(Records from a collection of figures)
*****

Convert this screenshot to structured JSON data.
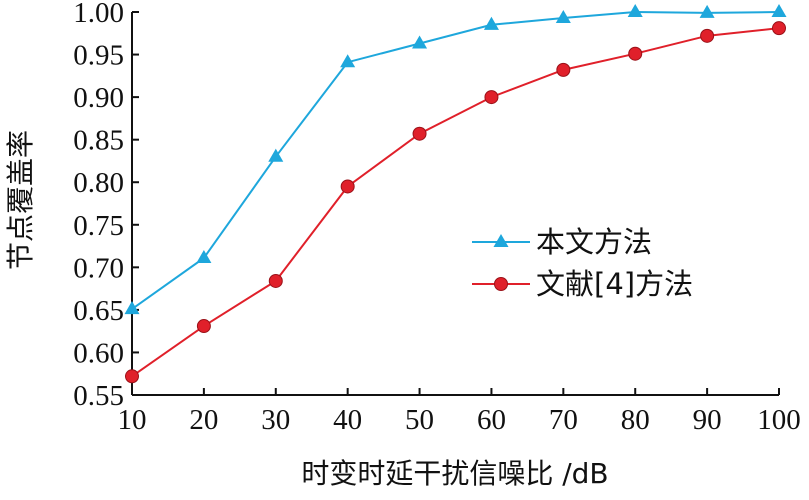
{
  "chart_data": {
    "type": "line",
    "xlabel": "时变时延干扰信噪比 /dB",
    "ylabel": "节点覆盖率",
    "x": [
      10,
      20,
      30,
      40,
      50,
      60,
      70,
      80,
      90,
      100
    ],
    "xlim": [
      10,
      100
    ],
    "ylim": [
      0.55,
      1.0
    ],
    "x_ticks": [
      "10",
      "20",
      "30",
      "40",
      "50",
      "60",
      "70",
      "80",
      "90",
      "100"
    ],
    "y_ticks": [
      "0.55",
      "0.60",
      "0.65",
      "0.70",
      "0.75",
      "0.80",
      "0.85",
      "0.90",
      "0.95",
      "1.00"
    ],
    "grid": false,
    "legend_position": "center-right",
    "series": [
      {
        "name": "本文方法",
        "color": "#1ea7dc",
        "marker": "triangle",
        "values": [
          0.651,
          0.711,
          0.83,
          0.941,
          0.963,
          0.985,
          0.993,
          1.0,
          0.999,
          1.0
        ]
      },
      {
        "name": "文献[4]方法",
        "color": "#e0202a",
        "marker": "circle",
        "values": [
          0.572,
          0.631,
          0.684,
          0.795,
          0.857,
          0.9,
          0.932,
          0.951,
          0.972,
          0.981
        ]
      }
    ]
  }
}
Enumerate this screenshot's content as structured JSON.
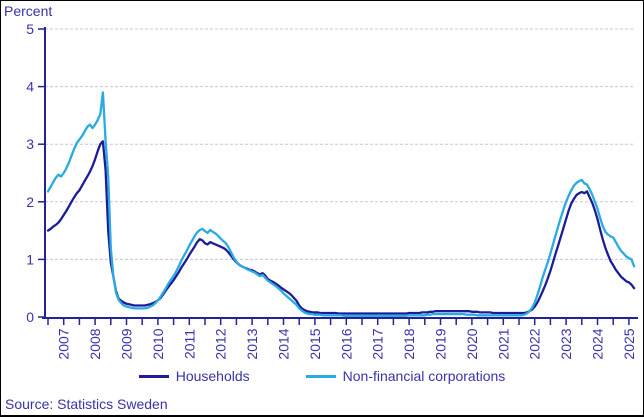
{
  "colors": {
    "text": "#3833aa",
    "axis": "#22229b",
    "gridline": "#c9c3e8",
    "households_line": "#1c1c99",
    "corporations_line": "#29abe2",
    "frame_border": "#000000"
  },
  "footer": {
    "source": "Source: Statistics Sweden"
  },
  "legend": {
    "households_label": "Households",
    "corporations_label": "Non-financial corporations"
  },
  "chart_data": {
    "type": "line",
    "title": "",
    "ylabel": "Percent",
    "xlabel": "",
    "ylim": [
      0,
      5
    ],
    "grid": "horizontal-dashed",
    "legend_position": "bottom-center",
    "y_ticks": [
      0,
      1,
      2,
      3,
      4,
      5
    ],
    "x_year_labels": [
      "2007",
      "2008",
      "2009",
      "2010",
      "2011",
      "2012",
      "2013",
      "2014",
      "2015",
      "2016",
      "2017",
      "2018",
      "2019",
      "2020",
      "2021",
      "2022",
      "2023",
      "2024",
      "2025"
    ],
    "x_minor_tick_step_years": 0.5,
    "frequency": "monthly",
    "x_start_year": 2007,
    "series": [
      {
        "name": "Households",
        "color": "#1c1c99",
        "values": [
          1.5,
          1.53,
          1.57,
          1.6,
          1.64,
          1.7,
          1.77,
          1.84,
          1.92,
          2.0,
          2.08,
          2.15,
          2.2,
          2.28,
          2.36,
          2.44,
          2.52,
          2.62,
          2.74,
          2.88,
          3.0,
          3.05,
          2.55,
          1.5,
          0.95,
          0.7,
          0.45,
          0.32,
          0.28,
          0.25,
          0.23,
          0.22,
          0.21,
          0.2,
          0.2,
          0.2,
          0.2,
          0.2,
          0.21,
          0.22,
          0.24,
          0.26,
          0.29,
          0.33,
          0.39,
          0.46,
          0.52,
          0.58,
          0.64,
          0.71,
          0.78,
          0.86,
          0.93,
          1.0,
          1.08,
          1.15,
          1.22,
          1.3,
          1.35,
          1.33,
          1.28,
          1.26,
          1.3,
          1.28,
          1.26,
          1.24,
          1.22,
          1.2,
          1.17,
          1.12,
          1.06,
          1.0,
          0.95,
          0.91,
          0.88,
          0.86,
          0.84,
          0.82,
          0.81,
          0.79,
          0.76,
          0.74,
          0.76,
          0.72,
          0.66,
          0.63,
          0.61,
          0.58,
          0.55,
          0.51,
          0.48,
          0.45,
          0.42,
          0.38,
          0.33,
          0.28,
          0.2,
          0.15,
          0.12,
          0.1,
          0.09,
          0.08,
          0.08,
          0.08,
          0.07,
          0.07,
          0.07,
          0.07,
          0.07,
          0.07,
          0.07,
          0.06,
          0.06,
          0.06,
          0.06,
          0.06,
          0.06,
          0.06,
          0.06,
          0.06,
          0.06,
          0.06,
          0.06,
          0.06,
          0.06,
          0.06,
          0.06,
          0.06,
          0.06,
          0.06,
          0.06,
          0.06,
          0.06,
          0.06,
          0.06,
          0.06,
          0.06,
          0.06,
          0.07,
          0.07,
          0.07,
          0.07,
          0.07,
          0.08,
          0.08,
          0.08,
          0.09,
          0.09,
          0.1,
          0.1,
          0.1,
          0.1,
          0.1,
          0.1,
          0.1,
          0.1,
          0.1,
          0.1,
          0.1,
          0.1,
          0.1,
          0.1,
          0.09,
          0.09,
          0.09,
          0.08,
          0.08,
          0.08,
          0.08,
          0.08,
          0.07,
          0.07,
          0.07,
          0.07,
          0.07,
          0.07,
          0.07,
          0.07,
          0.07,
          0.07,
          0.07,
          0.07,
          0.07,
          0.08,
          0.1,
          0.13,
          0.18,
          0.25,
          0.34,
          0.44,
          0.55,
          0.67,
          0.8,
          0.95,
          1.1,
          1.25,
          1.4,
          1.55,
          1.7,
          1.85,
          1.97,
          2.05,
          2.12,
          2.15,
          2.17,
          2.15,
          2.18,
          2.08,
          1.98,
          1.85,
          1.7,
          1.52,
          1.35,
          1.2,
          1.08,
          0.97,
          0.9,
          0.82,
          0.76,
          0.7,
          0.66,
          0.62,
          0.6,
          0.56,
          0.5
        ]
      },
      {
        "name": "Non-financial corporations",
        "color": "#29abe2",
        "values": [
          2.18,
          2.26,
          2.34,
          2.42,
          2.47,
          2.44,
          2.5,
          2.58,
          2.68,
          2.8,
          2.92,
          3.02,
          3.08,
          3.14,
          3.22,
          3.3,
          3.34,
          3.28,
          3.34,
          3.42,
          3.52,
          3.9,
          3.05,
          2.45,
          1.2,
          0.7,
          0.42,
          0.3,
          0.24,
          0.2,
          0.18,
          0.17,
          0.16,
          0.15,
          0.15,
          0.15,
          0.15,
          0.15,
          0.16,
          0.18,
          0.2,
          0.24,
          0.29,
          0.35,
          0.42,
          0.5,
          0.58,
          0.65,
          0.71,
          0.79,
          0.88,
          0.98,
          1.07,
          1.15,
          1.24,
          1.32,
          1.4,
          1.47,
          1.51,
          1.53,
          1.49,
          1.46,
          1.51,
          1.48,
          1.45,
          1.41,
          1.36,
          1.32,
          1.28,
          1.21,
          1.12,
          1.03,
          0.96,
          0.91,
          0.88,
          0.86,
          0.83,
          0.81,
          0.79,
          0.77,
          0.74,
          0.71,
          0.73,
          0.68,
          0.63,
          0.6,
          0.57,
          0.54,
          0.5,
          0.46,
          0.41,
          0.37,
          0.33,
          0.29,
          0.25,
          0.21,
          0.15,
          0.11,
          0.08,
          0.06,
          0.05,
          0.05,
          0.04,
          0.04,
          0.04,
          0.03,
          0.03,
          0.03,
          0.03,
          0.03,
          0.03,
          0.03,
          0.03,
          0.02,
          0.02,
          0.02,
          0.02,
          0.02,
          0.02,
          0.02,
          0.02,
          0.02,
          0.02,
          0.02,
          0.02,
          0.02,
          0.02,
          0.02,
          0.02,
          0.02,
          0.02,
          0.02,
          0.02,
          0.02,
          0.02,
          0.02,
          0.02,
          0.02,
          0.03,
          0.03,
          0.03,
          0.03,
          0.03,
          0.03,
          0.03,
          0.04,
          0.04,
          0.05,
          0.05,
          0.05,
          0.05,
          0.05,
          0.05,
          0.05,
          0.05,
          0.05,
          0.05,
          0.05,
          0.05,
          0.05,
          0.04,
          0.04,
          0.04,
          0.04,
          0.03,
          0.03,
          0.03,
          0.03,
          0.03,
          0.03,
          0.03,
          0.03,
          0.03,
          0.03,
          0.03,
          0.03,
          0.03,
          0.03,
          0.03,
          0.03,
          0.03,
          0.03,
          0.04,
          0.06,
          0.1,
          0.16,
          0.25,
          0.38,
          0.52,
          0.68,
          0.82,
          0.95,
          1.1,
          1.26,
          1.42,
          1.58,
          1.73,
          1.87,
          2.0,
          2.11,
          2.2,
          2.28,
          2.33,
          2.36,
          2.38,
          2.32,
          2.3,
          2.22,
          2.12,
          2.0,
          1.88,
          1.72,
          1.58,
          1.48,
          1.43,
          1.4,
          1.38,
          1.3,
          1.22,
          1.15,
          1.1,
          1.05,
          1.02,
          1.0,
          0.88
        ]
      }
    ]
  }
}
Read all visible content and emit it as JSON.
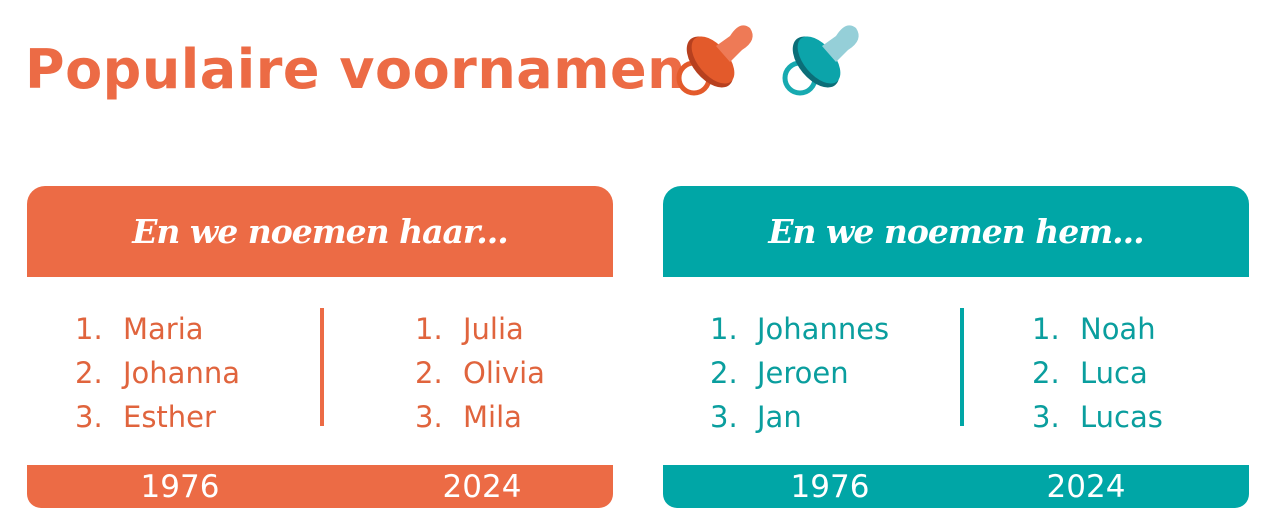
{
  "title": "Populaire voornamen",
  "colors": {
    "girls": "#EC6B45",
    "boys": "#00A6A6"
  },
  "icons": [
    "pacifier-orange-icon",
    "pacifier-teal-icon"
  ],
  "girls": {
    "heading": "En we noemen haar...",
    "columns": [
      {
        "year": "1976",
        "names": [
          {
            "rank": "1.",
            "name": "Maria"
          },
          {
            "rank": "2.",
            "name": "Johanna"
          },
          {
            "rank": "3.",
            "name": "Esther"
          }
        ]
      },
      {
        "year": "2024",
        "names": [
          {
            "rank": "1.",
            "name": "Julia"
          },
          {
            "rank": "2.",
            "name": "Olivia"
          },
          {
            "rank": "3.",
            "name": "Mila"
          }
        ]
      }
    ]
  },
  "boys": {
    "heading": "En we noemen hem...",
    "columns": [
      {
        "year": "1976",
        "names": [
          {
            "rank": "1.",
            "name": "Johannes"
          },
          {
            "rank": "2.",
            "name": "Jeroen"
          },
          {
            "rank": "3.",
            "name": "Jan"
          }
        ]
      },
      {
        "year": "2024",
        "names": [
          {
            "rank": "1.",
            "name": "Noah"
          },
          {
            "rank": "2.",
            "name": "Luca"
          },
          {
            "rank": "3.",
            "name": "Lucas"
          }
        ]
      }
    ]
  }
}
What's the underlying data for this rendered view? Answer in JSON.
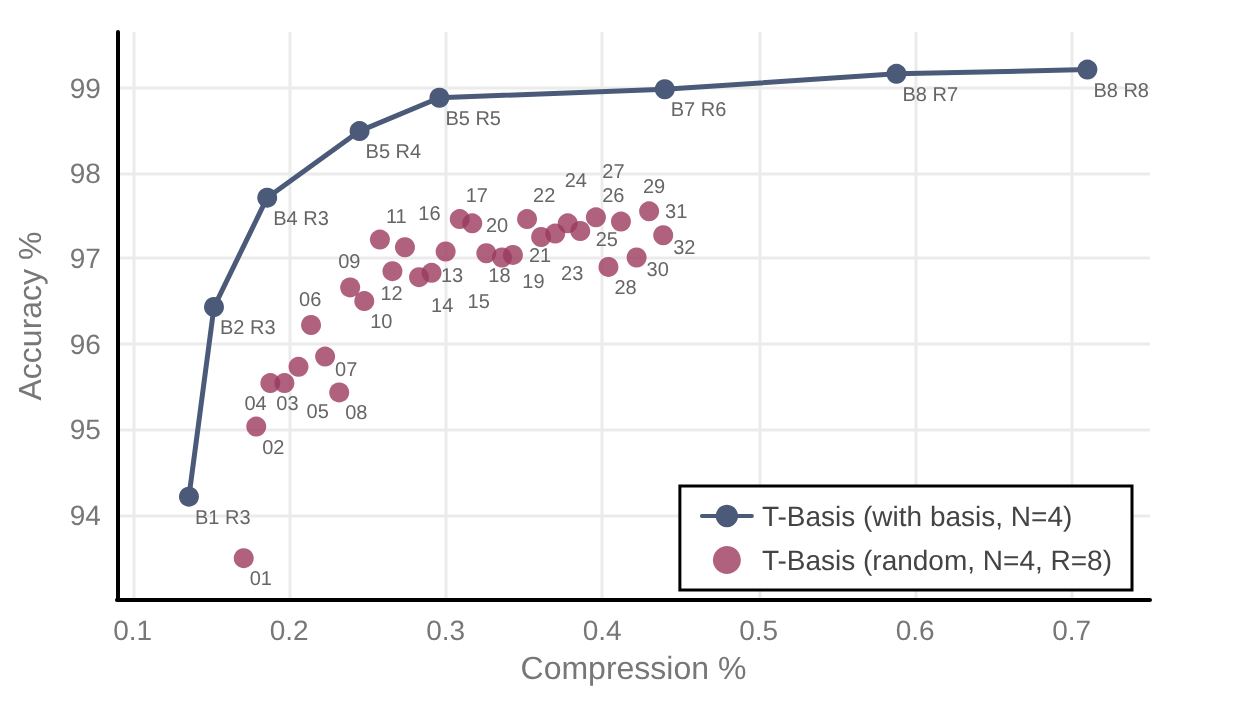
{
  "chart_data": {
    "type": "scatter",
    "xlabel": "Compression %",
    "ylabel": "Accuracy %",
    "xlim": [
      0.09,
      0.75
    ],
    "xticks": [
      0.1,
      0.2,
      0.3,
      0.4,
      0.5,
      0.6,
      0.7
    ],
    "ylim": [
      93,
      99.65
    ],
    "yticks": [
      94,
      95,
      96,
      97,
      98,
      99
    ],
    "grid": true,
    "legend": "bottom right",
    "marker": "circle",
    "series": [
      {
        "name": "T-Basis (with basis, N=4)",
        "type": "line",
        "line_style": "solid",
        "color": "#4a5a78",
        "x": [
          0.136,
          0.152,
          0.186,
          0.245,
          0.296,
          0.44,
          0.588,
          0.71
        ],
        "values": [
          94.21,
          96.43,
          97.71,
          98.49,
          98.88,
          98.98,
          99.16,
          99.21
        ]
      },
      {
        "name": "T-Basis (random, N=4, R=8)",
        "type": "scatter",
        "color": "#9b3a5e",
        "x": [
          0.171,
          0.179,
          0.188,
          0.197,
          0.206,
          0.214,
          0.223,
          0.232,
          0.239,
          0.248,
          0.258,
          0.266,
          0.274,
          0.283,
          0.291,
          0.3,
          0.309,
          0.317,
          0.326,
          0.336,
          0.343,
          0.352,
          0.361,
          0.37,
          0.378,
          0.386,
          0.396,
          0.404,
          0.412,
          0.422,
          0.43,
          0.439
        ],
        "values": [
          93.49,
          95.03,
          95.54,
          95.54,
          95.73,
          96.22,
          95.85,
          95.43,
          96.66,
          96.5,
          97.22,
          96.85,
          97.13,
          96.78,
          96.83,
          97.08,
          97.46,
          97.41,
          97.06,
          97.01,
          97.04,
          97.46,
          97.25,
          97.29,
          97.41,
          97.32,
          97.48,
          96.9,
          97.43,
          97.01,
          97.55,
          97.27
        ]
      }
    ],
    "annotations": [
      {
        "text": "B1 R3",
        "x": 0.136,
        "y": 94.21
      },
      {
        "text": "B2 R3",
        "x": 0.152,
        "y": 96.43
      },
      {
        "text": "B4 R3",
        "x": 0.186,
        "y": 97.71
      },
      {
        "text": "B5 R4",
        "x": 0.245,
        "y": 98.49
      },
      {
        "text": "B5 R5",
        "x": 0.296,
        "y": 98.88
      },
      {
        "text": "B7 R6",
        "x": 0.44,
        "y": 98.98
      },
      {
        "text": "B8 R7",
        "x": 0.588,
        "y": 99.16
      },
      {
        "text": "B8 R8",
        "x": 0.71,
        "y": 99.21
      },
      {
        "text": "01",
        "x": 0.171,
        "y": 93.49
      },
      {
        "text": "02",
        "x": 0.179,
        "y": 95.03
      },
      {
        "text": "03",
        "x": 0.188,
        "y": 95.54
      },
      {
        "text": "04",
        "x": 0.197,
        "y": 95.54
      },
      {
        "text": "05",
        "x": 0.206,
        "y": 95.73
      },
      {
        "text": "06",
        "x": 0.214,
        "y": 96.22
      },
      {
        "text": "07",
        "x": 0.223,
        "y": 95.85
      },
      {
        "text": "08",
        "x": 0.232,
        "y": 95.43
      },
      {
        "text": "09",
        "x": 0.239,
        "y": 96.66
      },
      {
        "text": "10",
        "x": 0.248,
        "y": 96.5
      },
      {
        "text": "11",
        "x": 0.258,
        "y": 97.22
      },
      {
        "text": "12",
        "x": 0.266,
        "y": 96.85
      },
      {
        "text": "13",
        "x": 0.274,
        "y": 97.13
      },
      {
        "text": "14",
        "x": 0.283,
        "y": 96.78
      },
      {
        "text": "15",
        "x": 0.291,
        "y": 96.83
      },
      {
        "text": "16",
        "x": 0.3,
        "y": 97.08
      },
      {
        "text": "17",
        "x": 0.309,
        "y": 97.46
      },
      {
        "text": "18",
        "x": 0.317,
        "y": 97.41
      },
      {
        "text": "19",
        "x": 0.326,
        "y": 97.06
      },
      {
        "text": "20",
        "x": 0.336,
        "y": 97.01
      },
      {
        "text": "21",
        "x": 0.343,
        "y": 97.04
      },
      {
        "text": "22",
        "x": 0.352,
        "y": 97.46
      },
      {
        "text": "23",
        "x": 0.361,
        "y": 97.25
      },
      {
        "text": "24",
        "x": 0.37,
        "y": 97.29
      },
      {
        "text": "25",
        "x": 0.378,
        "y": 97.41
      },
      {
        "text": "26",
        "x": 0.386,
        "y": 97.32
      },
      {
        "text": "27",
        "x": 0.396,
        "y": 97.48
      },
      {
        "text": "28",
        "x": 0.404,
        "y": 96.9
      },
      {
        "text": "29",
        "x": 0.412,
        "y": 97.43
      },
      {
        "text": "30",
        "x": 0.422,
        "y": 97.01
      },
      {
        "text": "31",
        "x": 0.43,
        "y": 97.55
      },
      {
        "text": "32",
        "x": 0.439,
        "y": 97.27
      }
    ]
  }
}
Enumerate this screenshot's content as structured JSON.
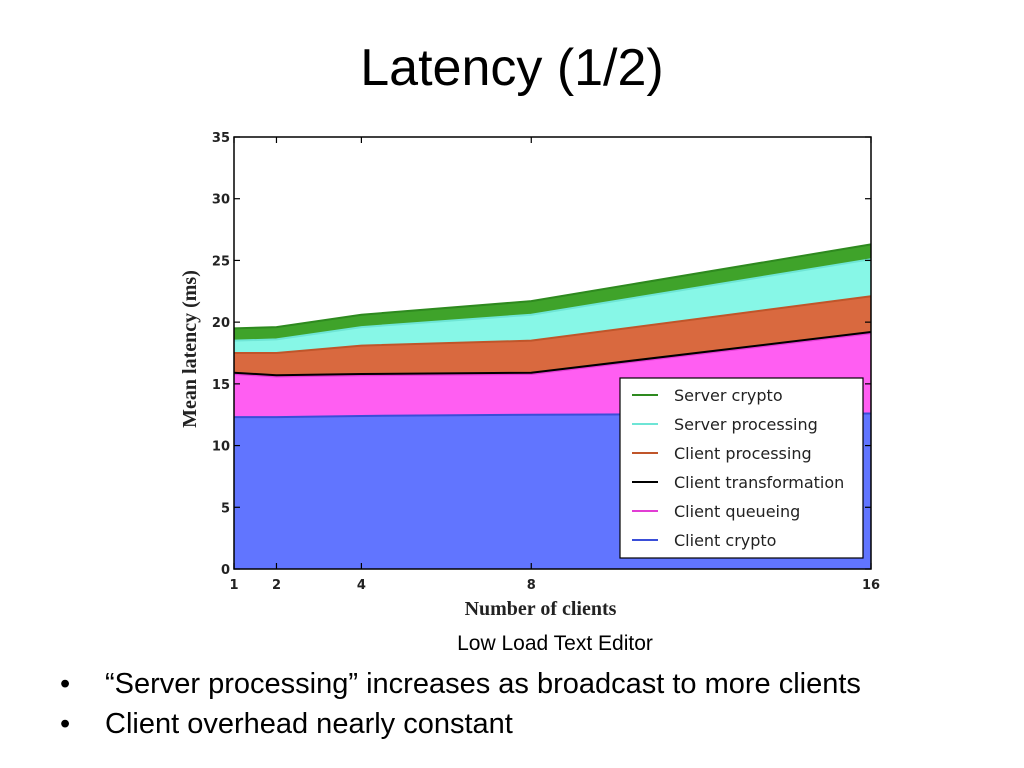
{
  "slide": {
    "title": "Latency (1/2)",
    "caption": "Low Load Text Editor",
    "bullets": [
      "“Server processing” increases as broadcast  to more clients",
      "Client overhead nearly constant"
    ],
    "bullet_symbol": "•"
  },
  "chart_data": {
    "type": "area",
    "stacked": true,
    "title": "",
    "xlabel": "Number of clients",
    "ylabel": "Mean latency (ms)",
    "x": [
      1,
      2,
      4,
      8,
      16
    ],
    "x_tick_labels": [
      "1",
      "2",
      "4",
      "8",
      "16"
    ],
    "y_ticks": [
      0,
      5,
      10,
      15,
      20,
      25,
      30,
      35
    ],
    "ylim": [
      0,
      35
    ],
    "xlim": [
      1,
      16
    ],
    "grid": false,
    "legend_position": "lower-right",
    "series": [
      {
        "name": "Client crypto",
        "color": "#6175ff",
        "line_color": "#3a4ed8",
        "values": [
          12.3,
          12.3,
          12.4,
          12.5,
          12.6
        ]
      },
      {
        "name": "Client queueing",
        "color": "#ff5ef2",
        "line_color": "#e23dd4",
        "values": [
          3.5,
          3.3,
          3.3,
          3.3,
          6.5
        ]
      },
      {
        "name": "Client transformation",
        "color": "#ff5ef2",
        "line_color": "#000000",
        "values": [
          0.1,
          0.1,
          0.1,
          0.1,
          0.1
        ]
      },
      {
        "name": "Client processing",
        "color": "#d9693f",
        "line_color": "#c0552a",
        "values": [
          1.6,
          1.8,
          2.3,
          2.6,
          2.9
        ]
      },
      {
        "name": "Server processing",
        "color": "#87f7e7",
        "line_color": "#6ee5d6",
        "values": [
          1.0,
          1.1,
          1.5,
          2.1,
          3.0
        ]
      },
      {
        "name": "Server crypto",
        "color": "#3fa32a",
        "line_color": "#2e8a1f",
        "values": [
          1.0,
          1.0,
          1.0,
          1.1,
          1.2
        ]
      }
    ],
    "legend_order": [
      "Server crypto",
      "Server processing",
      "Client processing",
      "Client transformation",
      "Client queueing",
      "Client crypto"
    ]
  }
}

*****

▶ [Written request]
Identify how many lines in the entries above include the string "noemen", then state that number alone.

▶ [Exercise output]
2